→ Exercise
Copy each line of the records that holds the string "JSON".

→ Data extract
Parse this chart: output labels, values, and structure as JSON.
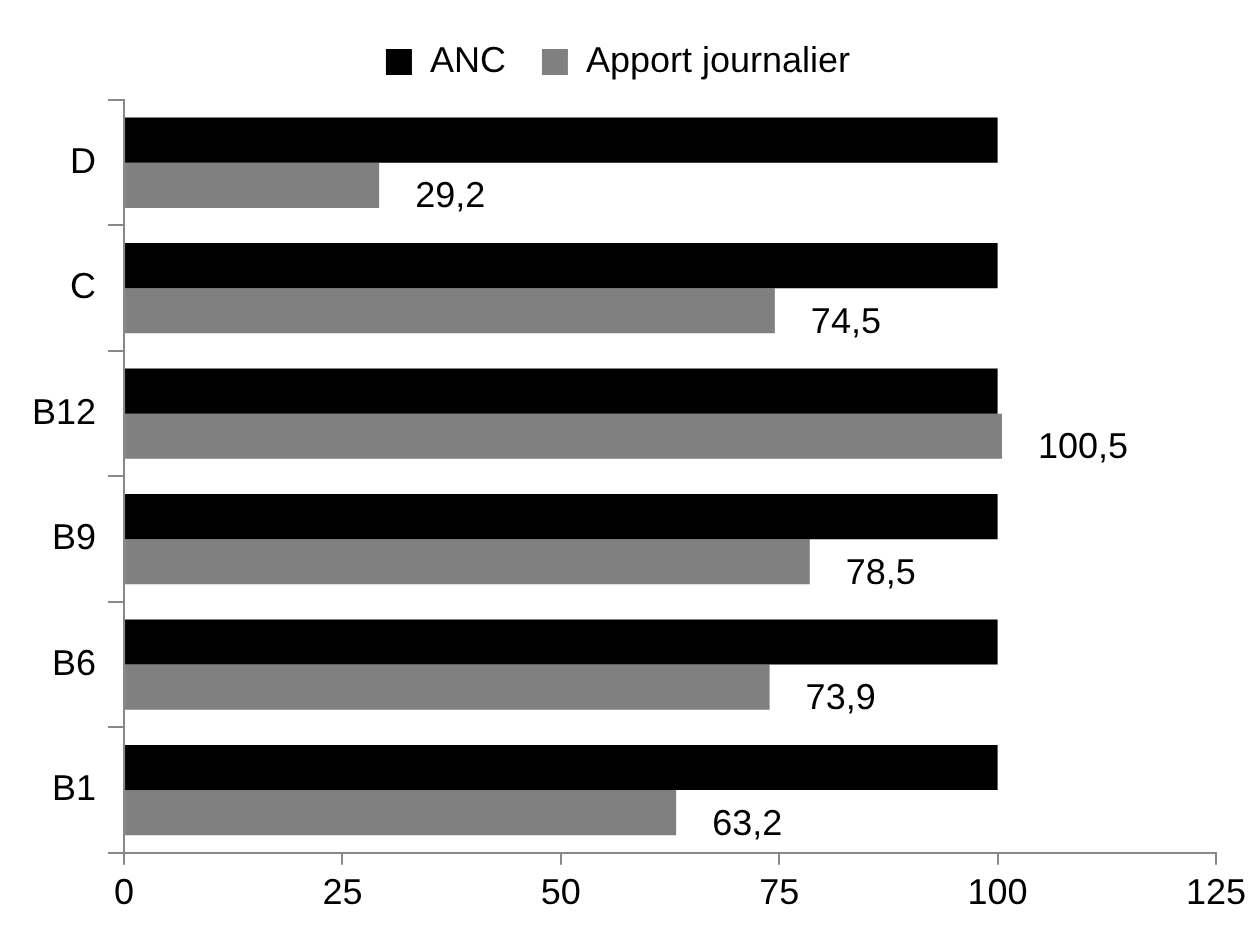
{
  "chart_data": {
    "type": "bar",
    "orientation": "horizontal",
    "categories": [
      "D",
      "C",
      "B12",
      "B9",
      "B6",
      "B1"
    ],
    "series": [
      {
        "name": "ANC",
        "color": "#000000",
        "values": [
          100,
          100,
          100,
          100,
          100,
          100
        ]
      },
      {
        "name": "Apport journalier",
        "color": "#808080",
        "values": [
          29.2,
          74.5,
          100.5,
          78.5,
          73.9,
          63.2
        ],
        "value_labels": [
          "29,2",
          "74,5",
          "100,5",
          "78,5",
          "73,9",
          "63,2"
        ]
      }
    ],
    "xlim": [
      0,
      125
    ],
    "xticks": [
      0,
      25,
      50,
      75,
      100,
      125
    ],
    "grid": false,
    "legend": "top"
  }
}
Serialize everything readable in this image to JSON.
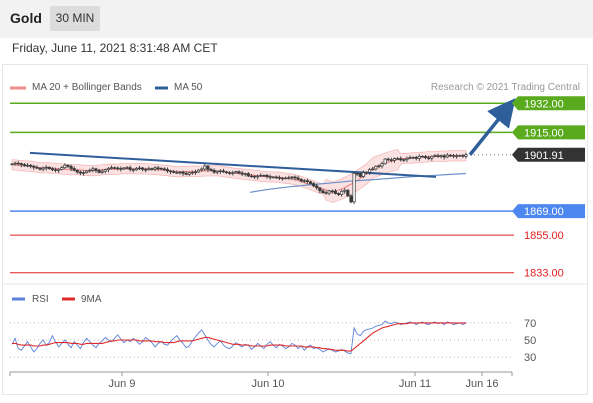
{
  "header": {
    "title": "Gold",
    "timeframe": "30 MIN"
  },
  "datetime": "Friday, June 11, 2021 8:31:48 AM CET",
  "legend": {
    "ma20_label": "MA 20 + Bollinger Bands",
    "ma50_label": "MA 50",
    "credit": "Research © 2021 Trading Central",
    "rsi_label": "RSI",
    "ma9_label": "9MA"
  },
  "colors": {
    "resistance": "#5aaa1e",
    "support": "#4d88f0",
    "lower_level": "#e22020",
    "current": "#333333",
    "trendline": "#2f5f9a",
    "ma50": "#6b91c9",
    "bollinger": "#f7caca",
    "rsi": "#5b82d8",
    "ma9": "#e02a2a"
  },
  "chart_data": [
    {
      "type": "candlestick",
      "title": "",
      "x_ticks": [
        "Jun 9",
        "Jun 10",
        "Jun 11",
        "Jun 16"
      ],
      "ylim": [
        1827,
        1938
      ],
      "levels": [
        {
          "value": 1932.0,
          "label": "1932.00",
          "kind": "resistance"
        },
        {
          "value": 1915.0,
          "label": "1915.00",
          "kind": "resistance"
        },
        {
          "value": 1901.91,
          "label": "1901.91",
          "kind": "current"
        },
        {
          "value": 1869.0,
          "label": "1869.00",
          "kind": "support"
        },
        {
          "value": 1855.0,
          "label": "1855.00",
          "kind": "lower"
        },
        {
          "value": 1833.0,
          "label": "1833.00",
          "kind": "lower"
        }
      ],
      "close_series": [
        1896.5,
        1897,
        1896.8,
        1896.2,
        1895.5,
        1895.8,
        1895.2,
        1894.6,
        1894.1,
        1893.5,
        1894.2,
        1894.6,
        1893.8,
        1893.2,
        1892.8,
        1893.4,
        1894.4,
        1895.8,
        1895.2,
        1893.9,
        1892.8,
        1891.8,
        1891.2,
        1891.5,
        1892.4,
        1892.9,
        1893.7,
        1892.8,
        1891.6,
        1892.3,
        1893.2,
        1893.9,
        1894.4,
        1894.2,
        1893.9,
        1893.6,
        1894.2,
        1894.4,
        1893.3,
        1893.1,
        1893.9,
        1894.2,
        1893.4,
        1893.2,
        1893.8,
        1893.5,
        1894.3,
        1894,
        1893.7,
        1893.3,
        1892.5,
        1892.1,
        1891.6,
        1891.6,
        1891.8,
        1891.1,
        1890.5,
        1891.4,
        1891.7,
        1891.9,
        1893,
        1893.6,
        1895.3,
        1893.4,
        1892.8,
        1891.7,
        1892.3,
        1892.5,
        1891.9,
        1891.5,
        1891.3,
        1891.4,
        1892,
        1891.3,
        1890.7,
        1890.9,
        1889.5,
        1889.4,
        1889,
        1889.5,
        1889.9,
        1889.9,
        1889.2,
        1888.8,
        1888.9,
        1888.6,
        1888.3,
        1888.3,
        1888.3,
        1888.5,
        1888.9,
        1888.4,
        1887.6,
        1886.6,
        1886.8,
        1886.2,
        1885.1,
        1883.8,
        1882.6,
        1880.9,
        1879.8,
        1879.5,
        1880.8,
        1880.7,
        1879.3,
        1878.7,
        1880.6,
        1881.2,
        1877.9,
        1874.4,
        1891,
        1890.9,
        1889.2,
        1891.5,
        1891.7,
        1893.2,
        1893.6,
        1895.2,
        1895.4,
        1896.7,
        1899.4,
        1899,
        1898.7,
        1899.7,
        1899.7,
        1898.9,
        1899.1,
        1899.9,
        1900.3,
        1900.4,
        1899.8,
        1901,
        1900.9,
        1900.2,
        1899.9,
        1901,
        1901.4,
        1901,
        1901.4,
        1900.6,
        1901.7,
        1901.5,
        1901.1,
        1901.3,
        1901.5,
        1901,
        1901.9
      ],
      "ma50_series": [
        1880.0,
        1881.8,
        1883.2,
        1884.3,
        1885.3,
        1886.4,
        1887.2,
        1888.0,
        1888.9,
        1889.6,
        1890.3,
        1891.0
      ],
      "trendline": {
        "start": 1903.0,
        "end": 1889.0
      },
      "projection_arrow": {
        "from": 1901.91,
        "to": 1932.0
      }
    },
    {
      "type": "line",
      "title": "",
      "ylim": [
        15,
        85
      ],
      "y_ticks": [
        70,
        50,
        30
      ],
      "series": [
        {
          "name": "RSI",
          "values": [
            45,
            52,
            40,
            38,
            43,
            48,
            42,
            36,
            40,
            46,
            50,
            44,
            47,
            55,
            48,
            42,
            46,
            50,
            45,
            41,
            48,
            44,
            40,
            47,
            52,
            48,
            44,
            41,
            46,
            49,
            53,
            50,
            48,
            52,
            56,
            51,
            47,
            50,
            48,
            52,
            49,
            45,
            48,
            53,
            50,
            47,
            42,
            46,
            48,
            45,
            44,
            48,
            52,
            55,
            50,
            46,
            41,
            43,
            49,
            54,
            58,
            62,
            56,
            50,
            45,
            42,
            46,
            49,
            44,
            41,
            40,
            43,
            47,
            44,
            42,
            45,
            44,
            39,
            42,
            46,
            43,
            40,
            45,
            48,
            44,
            41,
            45,
            43,
            40,
            42,
            46,
            44,
            40,
            43,
            38,
            42,
            44,
            40,
            41,
            39,
            36,
            38,
            40,
            38,
            36,
            37,
            39,
            37,
            35,
            34,
            64,
            57,
            55,
            60,
            62,
            63,
            64,
            66,
            67,
            68,
            72,
            70,
            69,
            71,
            70,
            68,
            69,
            70,
            71,
            70,
            68,
            70,
            71,
            69,
            68,
            70,
            71,
            69,
            70,
            68,
            71,
            70,
            68,
            69,
            70,
            68,
            70
          ]
        },
        {
          "name": "9MA",
          "values": [
            46,
            46,
            45,
            44,
            44,
            44,
            44,
            43,
            43,
            43,
            44,
            44,
            45,
            46,
            47,
            47,
            47,
            47,
            47,
            46,
            46,
            46,
            45,
            45,
            46,
            46,
            46,
            46,
            46,
            46,
            47,
            48,
            49,
            49,
            50,
            50,
            50,
            50,
            50,
            50,
            50,
            49,
            49,
            49,
            49,
            49,
            48,
            48,
            48,
            47,
            47,
            47,
            47,
            48,
            49,
            49,
            49,
            49,
            49,
            50,
            51,
            52,
            53,
            53,
            52,
            51,
            50,
            49,
            48,
            47,
            46,
            45,
            45,
            45,
            44,
            44,
            44,
            43,
            43,
            43,
            43,
            43,
            43,
            44,
            44,
            44,
            44,
            44,
            43,
            43,
            43,
            43,
            43,
            43,
            42,
            42,
            42,
            42,
            41,
            41,
            40,
            40,
            39,
            39,
            38,
            38,
            38,
            38,
            37,
            37,
            40,
            43,
            46,
            49,
            52,
            55,
            58,
            60,
            62,
            64,
            65,
            66,
            67,
            68,
            69,
            69,
            69,
            69,
            70,
            70,
            70,
            70,
            70,
            70,
            70,
            70,
            70,
            70,
            70,
            70,
            70,
            70,
            70,
            70,
            70,
            70,
            70
          ]
        }
      ]
    }
  ]
}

→ Written solution
Parse this chart: output labels, values, and structure as JSON.
Serialize everything readable in this image to JSON.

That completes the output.